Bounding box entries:
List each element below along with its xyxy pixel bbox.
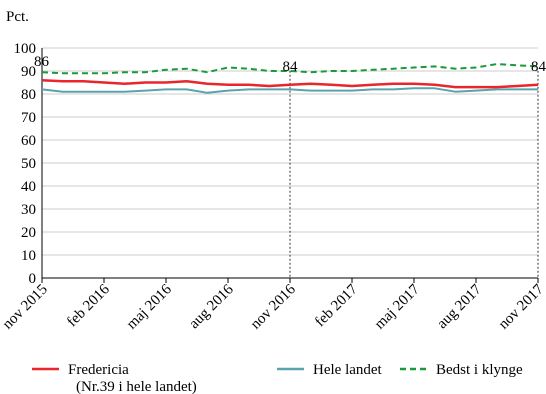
y-tick-labels: 0 10 20 30 40 50 60 70 80 90 100	[14, 41, 37, 287]
y-tick-label: 40	[21, 179, 36, 195]
x-tick-labels: nov 2015 feb 2016 maj 2016 aug 2016 nov 2016…	[0, 281, 546, 332]
x-tick-label: nov 2016	[248, 281, 299, 332]
series-line-bedst	[41, 63, 539, 75]
y-tick-label: 60	[21, 133, 36, 149]
legend-label-hele: Hele landet	[313, 362, 383, 378]
y-tick-label: 10	[21, 248, 36, 264]
x-tick-label: feb 2016	[64, 281, 113, 330]
data-label: 84	[531, 59, 546, 75]
x-tick-label: maj 2017	[372, 281, 423, 332]
y-tick-label: 20	[21, 225, 36, 241]
y-tick-label: 70	[21, 110, 36, 126]
x-tick-label: aug 2016	[186, 281, 237, 332]
vertical-marker-lines	[41, 66, 539, 278]
x-tick-label: nov 2017	[496, 281, 546, 332]
series-line-fredericia	[41, 78, 539, 89]
legend-label-fredericia: Fredericia	[68, 362, 129, 378]
data-labels: 86 84 84	[34, 54, 546, 75]
x-tick-label: aug 2017	[434, 281, 485, 332]
y-tick-label: 0	[29, 271, 37, 287]
series-lines	[41, 63, 539, 94]
y-tick-label: 30	[21, 202, 36, 218]
x-tick-label: feb 2017	[312, 281, 361, 330]
data-label: 84	[283, 59, 299, 75]
legend-label-bedst: Bedst i klynge	[436, 362, 523, 378]
x-tick-label: maj 2016	[124, 281, 175, 332]
x-tick-label: nov 2015	[0, 282, 51, 333]
series-line-hele	[41, 87, 538, 94]
axes	[41, 48, 539, 283]
legend: Fredericia(Nr.39 i hele landet) Hele land…	[32, 362, 523, 394]
legend-note-fredericia: (Nr.39 i hele landet)	[76, 379, 197, 394]
y-tick-label: 90	[21, 64, 36, 80]
y-tick-label: 100	[14, 41, 37, 57]
data-label: 86	[34, 54, 50, 70]
y-axis-title: Pct.	[6, 9, 29, 25]
y-tick-label: 80	[21, 87, 36, 103]
y-tick-label: 50	[21, 156, 36, 172]
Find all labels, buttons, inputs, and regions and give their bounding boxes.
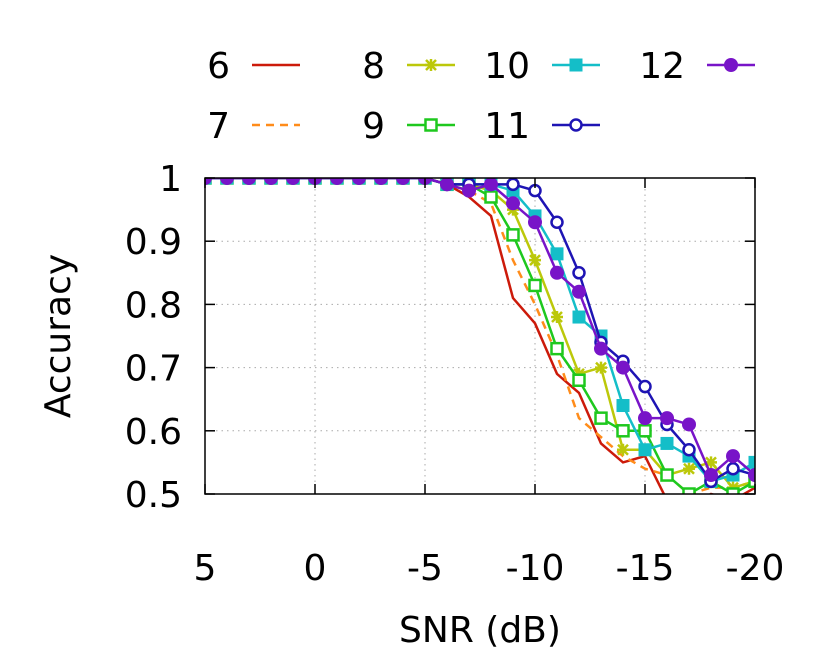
- series-6: [205, 178, 755, 494]
- y-tick-label: 0.8: [125, 285, 182, 326]
- open-square-marker: [550, 341, 564, 356]
- filled-circle-marker: [374, 178, 388, 185]
- y-tick-label: 0.5: [125, 475, 182, 516]
- open-square-marker: [638, 424, 652, 438]
- y-tick-label: 0.9: [125, 222, 182, 263]
- filled-circle-marker: [462, 183, 476, 198]
- filled-circle-marker: [748, 468, 755, 483]
- ticks: 5 0 -5 -10 -15 -20 0.5 0.6 0.7 0.8 0.9 1: [125, 159, 785, 589]
- series-12: [205, 178, 755, 483]
- star-marker: [551, 311, 563, 324]
- star-marker: [617, 443, 629, 456]
- series-11: [205, 178, 755, 489]
- series-8: [205, 178, 755, 494]
- star-marker: [705, 456, 717, 469]
- star-marker: [595, 361, 607, 374]
- filled-square-marker: [550, 247, 564, 261]
- legend-label: 7: [207, 106, 230, 147]
- filled-circle-marker: [264, 178, 278, 185]
- y-tick-label: 0.7: [125, 349, 182, 390]
- open-square-marker: [616, 424, 630, 438]
- legend-label: 6: [207, 46, 230, 87]
- open-circle-marker: [572, 266, 586, 280]
- filled-circle-marker: [242, 178, 256, 185]
- filled-square-marker: [616, 399, 630, 413]
- legend-label: 10: [484, 46, 530, 87]
- filled-circle-marker: [352, 178, 366, 185]
- filled-square-marker: [748, 455, 755, 469]
- open-circle-marker: [569, 118, 583, 132]
- open-circle-marker: [506, 178, 520, 192]
- star-marker: [683, 462, 695, 475]
- y-tick-label: 1: [159, 159, 182, 200]
- legend-label: 8: [362, 46, 385, 87]
- y-axis-label: Accuracy: [38, 254, 79, 418]
- filled-circle-marker: [660, 411, 674, 426]
- star-marker: [529, 254, 541, 267]
- filled-circle-marker: [572, 284, 586, 299]
- filled-circle-marker: [724, 58, 738, 72]
- open-square-marker: [424, 118, 438, 132]
- filled-circle-marker: [704, 468, 718, 483]
- open-circle-marker: [682, 443, 696, 457]
- filled-circle-marker: [594, 341, 608, 356]
- filled-circle-marker: [330, 178, 344, 185]
- filled-circle-marker: [396, 178, 410, 185]
- legend-label: 11: [484, 106, 530, 147]
- x-tick-label: -5: [407, 548, 443, 589]
- x-tick-label: -20: [726, 548, 785, 589]
- x-axis-label: SNR (dB): [399, 610, 561, 651]
- filled-circle-marker: [616, 360, 630, 375]
- filled-circle-marker: [205, 178, 212, 185]
- open-square-marker: [726, 487, 740, 494]
- x-tick-label: -15: [616, 548, 675, 589]
- series-line: [205, 178, 755, 484]
- series-line: [205, 178, 755, 494]
- filled-circle-marker: [682, 417, 696, 432]
- open-square-marker: [594, 411, 608, 425]
- y-tick-label: 0.6: [125, 412, 182, 453]
- series-10: [205, 178, 755, 488]
- open-circle-marker: [550, 215, 564, 229]
- legend-label: 9: [362, 106, 385, 147]
- open-square-marker: [528, 278, 542, 293]
- filled-circle-marker: [550, 265, 564, 280]
- legend: 6 7 8 9 10 11 12: [207, 46, 755, 147]
- x-tick-label: 0: [304, 548, 327, 589]
- x-tick-label: 5: [194, 548, 217, 589]
- open-circle-marker: [638, 379, 652, 394]
- plot-frame: [204, 177, 756, 495]
- filled-square-marker: [638, 443, 652, 457]
- filled-circle-marker: [726, 449, 740, 464]
- filled-circle-marker: [638, 411, 652, 426]
- series-group: [205, 178, 755, 494]
- open-square-marker: [506, 228, 520, 242]
- filled-square-marker: [569, 58, 583, 72]
- filled-circle-marker: [484, 178, 498, 192]
- filled-circle-marker: [440, 178, 454, 192]
- x-tick-label: -10: [506, 548, 565, 589]
- filled-circle-marker: [220, 178, 234, 185]
- open-square-marker: [484, 190, 498, 204]
- series-line: [205, 178, 755, 483]
- filled-square-marker: [660, 436, 674, 450]
- open-square-marker: [660, 468, 674, 482]
- star-marker: [425, 59, 437, 71]
- filled-circle-marker: [506, 196, 520, 211]
- series-line: [205, 178, 755, 494]
- series-9: [205, 178, 755, 494]
- legend-label: 12: [639, 46, 685, 87]
- open-square-marker: [572, 373, 586, 387]
- filled-square-marker: [572, 310, 586, 324]
- open-circle-marker: [726, 461, 740, 476]
- open-square-marker: [682, 487, 696, 494]
- filled-circle-marker: [286, 178, 300, 185]
- filled-circle-marker: [528, 215, 542, 230]
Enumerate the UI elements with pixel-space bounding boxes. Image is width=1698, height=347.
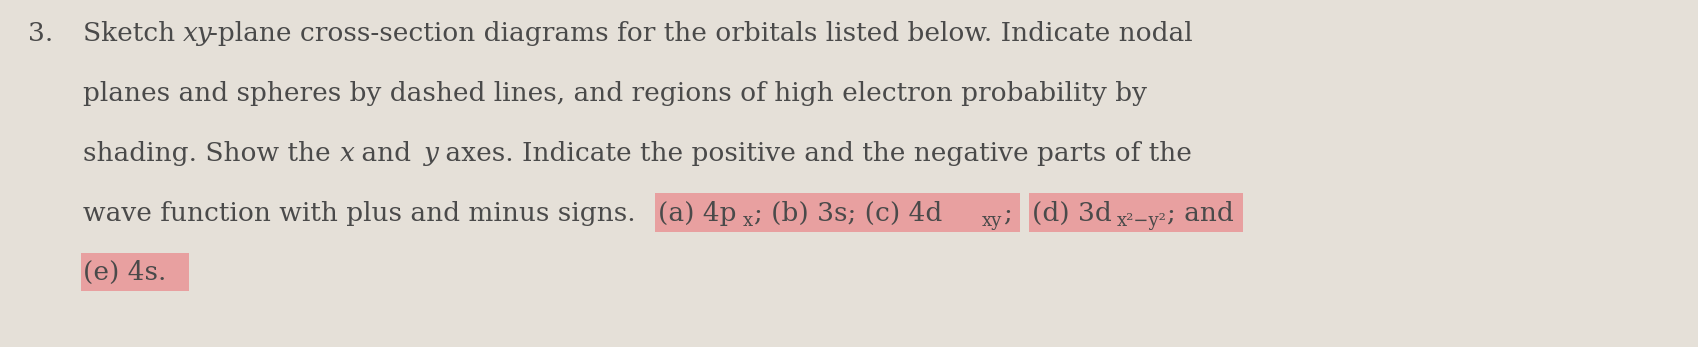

Written exercise - Turn every line of the data above into a numbered list, skipping blank lines and leaving out the picture lines.

The answer -
1. List each element below along with its xyxy pixel bbox.
2. y-tick-labels: 0 10 20 30 40 50 60 70 80 90 100	[14, 41, 37, 287]
3. y-tick-label: 40	[21, 179, 36, 195]
4. x-tick-labels: nov 2015 feb 2016 maj 2016 aug 2016 nov 2016…	[0, 281, 546, 332]
5. x-tick-label: nov 2016	[248, 281, 299, 332]
6. series-line-bedst	[41, 63, 539, 75]
7. y-tick-label: 60	[21, 133, 36, 149]
8. legend-label-hele: Hele landet	[313, 362, 383, 378]
9. y-tick-label: 10	[21, 248, 36, 264]
10. x-tick-label: feb 2016	[64, 281, 113, 330]
11. data-label: 84	[531, 59, 546, 75]
12. x-tick-label: maj 2017	[372, 281, 423, 332]
13. y-tick-label: 20	[21, 225, 36, 241]
14. y-tick-label: 70	[21, 110, 36, 126]
15. x-tick-label: aug 2016	[186, 281, 237, 332]
16. vertical-marker-lines	[41, 66, 539, 278]
17. x-tick-label: nov 2017	[496, 281, 546, 332]
18. series-line-fredericia	[41, 78, 539, 89]
19. legend-label-fredericia: Fredericia	[68, 362, 129, 378]
20. data-labels: 86 84 84	[34, 54, 546, 75]
21. x-tick-label: aug 2017	[434, 281, 485, 332]
22. y-tick-label: 0	[29, 271, 37, 287]
23. series-lines	[41, 63, 539, 94]
24. y-tick-label: 30	[21, 202, 36, 218]
25. x-tick-label: feb 2017	[312, 281, 361, 330]
26. data-label: 84	[283, 59, 299, 75]
27. legend-label-bedst: Bedst i klynge	[436, 362, 523, 378]
28. x-tick-label: maj 2016	[124, 281, 175, 332]
29. x-tick-label: nov 2015	[0, 282, 51, 333]
30. series-line-hele	[41, 87, 538, 94]
31. axes	[41, 48, 539, 283]
32. legend: Fredericia(Nr.39 i hele landet) Hele land…	[32, 362, 523, 394]
33. legend-note-fredericia: (Nr.39 i hele landet)	[76, 379, 197, 394]
34. y-tick-label: 90	[21, 64, 36, 80]
35. y-tick-label: 100	[14, 41, 37, 57]
36. data-label: 86	[34, 54, 50, 70]
37. y-axis-title: Pct.	[6, 9, 29, 25]
38. y-tick-label: 80	[21, 87, 36, 103]
39. y-tick-label: 50	[21, 156, 36, 172]
40. Find all labels, buttons, inputs, and regions and give their bounding boxes.
41. - series-6: [205, 178, 755, 494]
42. - y-tick-label: 0.8: [125, 285, 182, 326]
43. - open-square-marker: [550, 341, 564, 356]
44. - filled-circle-marker: [374, 178, 388, 185]
45. - y-tick-label: 0.5: [125, 475, 182, 516]
46. - open-square-marker: [638, 424, 652, 438]
47. - y-tick-label: 0.9: [125, 222, 182, 263]
48. - filled-circle-marker: [462, 183, 476, 198]
49. - filled-circle-marker: [748, 468, 755, 483]
50. - ticks: 5 0 -5 -10 -15 -20 0.5 0.6 0.7 0.8 0.9 1: [125, 159, 785, 589]
51. - series-12: [205, 178, 755, 483]
52. - star-marker: [551, 311, 563, 324]
53. - star-marker: [617, 443, 629, 456]
54. - series-11: [205, 178, 755, 489]
55. - series-8: [205, 178, 755, 494]
56. - star-marker: [705, 456, 717, 469]
57. - star-marker: [595, 361, 607, 374]
58. - filled-square-marker: [550, 247, 564, 261]
59. - legend-label: 7: [207, 106, 230, 147]
60. - filled-circle-marker: [264, 178, 278, 185]
61. - y-tick-label: 0.7: [125, 349, 182, 390]
62. - open-square-marker: [616, 424, 630, 438]
63. - legend-label: 6: [207, 46, 230, 87]
64. - open-circle-marker: [572, 266, 586, 280]
65. - filled-circle-marker: [242, 178, 256, 185]
66. - filled-square-marker: [616, 399, 630, 413]
67. - legend-label: 10: [484, 46, 530, 87]
68. - filled-circle-marker: [352, 178, 366, 185]
69. - filled-square-marker: [748, 455, 755, 469]
70. - open-circle-marker: [569, 118, 583, 132]
71. - open-circle-marker: [506, 178, 520, 192]
72. - star-marker: [683, 462, 695, 475]
73. - y-tick-label: 1: [159, 159, 182, 200]
74. - legend-label: 8: [362, 46, 385, 87]
75. - y-axis-label: Accuracy: [38, 254, 79, 418]
76. - filled-circle-marker: [660, 411, 674, 426]
77. - star-marker: [529, 254, 541, 267]
78. - filled-circle-marker: [572, 284, 586, 299]
79. - filled-circle-marker: [724, 58, 738, 72]
80. - open-square-marker: [424, 118, 438, 132]
81. - filled-circle-marker: [704, 468, 718, 483]
82. - open-circle-marker: [682, 443, 696, 457]
83. - filled-circle-marker: [594, 341, 608, 356]
84. - filled-circle-marker: [330, 178, 344, 185]
85. - filled-circle-marker: [396, 178, 410, 185]
86. - legend-label: 11: [484, 106, 530, 147]
87. - x-tick-label: -5: [407, 548, 443, 589]
88. - x-tick-label: -20: [726, 548, 785, 589]
89. - x-axis-label: SNR (dB): [399, 610, 561, 651]
90. - filled-circle-marker: [616, 360, 630, 375]
91. - filled-circle-marker: [205, 178, 212, 185]
92. - open-square-marker: [726, 487, 740, 494]
93. - x-tick-label: -15: [616, 548, 675, 589]
94. - series-line: [205, 178, 755, 484]
95. - series-line: [205, 178, 755, 494]
96. - filled-circle-marker: [682, 417, 696, 432]
97. - open-square-marker: [594, 411, 608, 425]
98. - y-tick-label: 0.6: [125, 412, 182, 453]
99. - series-10: [205, 178, 755, 488]
100. - open-circle-marker: [550, 215, 564, 229]
101. - legend-label: 9: [362, 106, 385, 147]
102. - open-square-marker: [528, 278, 542, 293]
103. - filled-circle-marker: [550, 265, 564, 280]
104. - legend: 6 7 8 9 10 11 12: [207, 46, 755, 147]
105. - x-tick-label: 0: [304, 548, 327, 589]
106. - x-tick-label: 5: [194, 548, 217, 589]
107. - open-circle-marker: [638, 379, 652, 394]
108. - plot-frame: [204, 177, 756, 495]
109. - filled-square-marker: [638, 443, 652, 457]
110. - filled-circle-marker: [726, 449, 740, 464]
111. - filled-circle-marker: [638, 411, 652, 426]
112. - series-group: [205, 178, 755, 494]
113. - open-square-marker: [506, 228, 520, 242]
114. - filled-square-marker: [569, 58, 583, 72]
115. - filled-circle-marker: [484, 178, 498, 192]
116. - filled-circle-marker: [440, 178, 454, 192]
117. - x-tick-label: -10: [506, 548, 565, 589]
118. - filled-circle-marker: [220, 178, 234, 185]
119. - open-square-marker: [484, 190, 498, 204]
120. - series-line: [205, 178, 755, 483]
121. - filled-square-marker: [660, 436, 674, 450]
122. - open-square-marker: [660, 468, 674, 482]
123. - star-marker: [425, 59, 437, 71]
124. - filled-circle-marker: [506, 196, 520, 211]
125. - series-line: [205, 178, 755, 494]
126. - series-9: [205, 178, 755, 494]
127. - legend-label: 12: [639, 46, 685, 87]
128. - open-square-marker: [572, 373, 586, 387]
129. - filled-square-marker: [572, 310, 586, 324]
130. - open-circle-marker: [726, 461, 740, 476]
131. - open-square-marker: [682, 487, 696, 494]
132. - filled-circle-marker: [286, 178, 300, 185]
133. - filled-circle-marker: [528, 215, 542, 230]
134. Enumerate the UI elements with pixel-space bounding boxes. Image is width=1698, height=347.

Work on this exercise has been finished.